WHAT THE TASK REQUIRES:
All records must be quoted exactly. Omit the pictures.

(Dataset entries for page text)
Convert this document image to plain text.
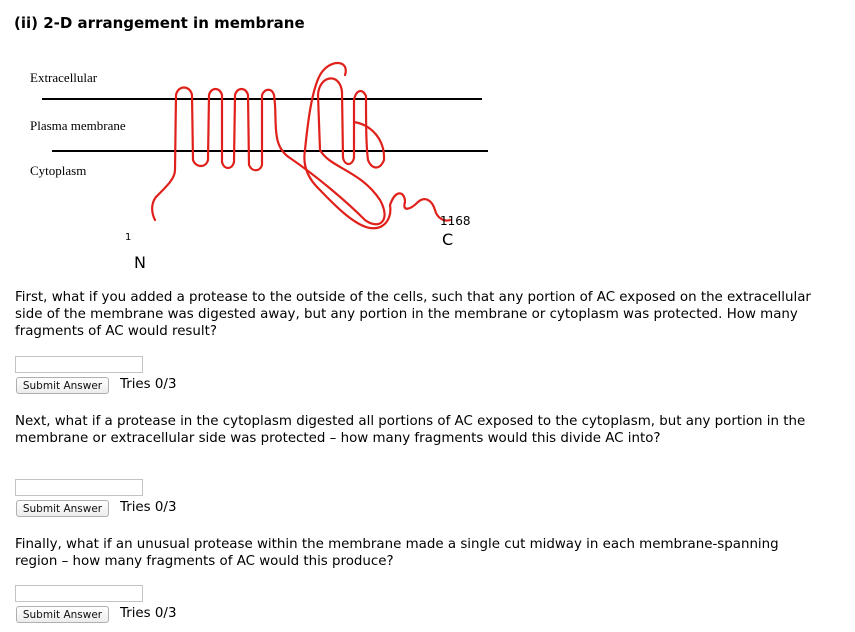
(ii) 2-D arrangement in membrane
Extracellular
Plasma membrane
Cytoplasm
1
N
1168
C
First, what if you added a protease to the outside of the cells, such that any portion of AC exposed on the extracellular side of the membrane was digested away, but any portion in the membrane or cytoplasm was protected. How many fragments of AC would result?
Submit Answer	Tries 0/3
Next, what if a protease in the cytoplasm digested all portions of AC exposed to the cytoplasm, but any portion in the membrane or extracellular side was protected – how many fragments would this divide AC into?
Submit Answer	Tries 0/3
Finally, what if an unusual protease within the membrane made a single cut midway in each membrane-spanning region – how many fragments of AC would this produce?
Submit Answer	Tries 0/3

OUTPUT BELOW:
Convert this document image to plain text.
(ii) 2-D arrangement in membrane
Extracellular
Plasma membrane
Cytoplasm
1
N
1168
C
First, what if you added a protease to the outside of the cells, such that any portion of AC exposed on the extracellular side of the membrane was digested away, but any portion in the membrane or cytoplasm was protected. How many fragments of AC would result?
Submit Answer	Tries 0/3
Next, what if a protease in the cytoplasm digested all portions of AC exposed to the cytoplasm, but any portion in the membrane or extracellular side was protected – how many fragments would this divide AC into?
Submit Answer	Tries 0/3
Finally, what if an unusual protease within the membrane made a single cut midway in each membrane-spanning region – how many fragments of AC would this produce?
Submit Answer	Tries 0/3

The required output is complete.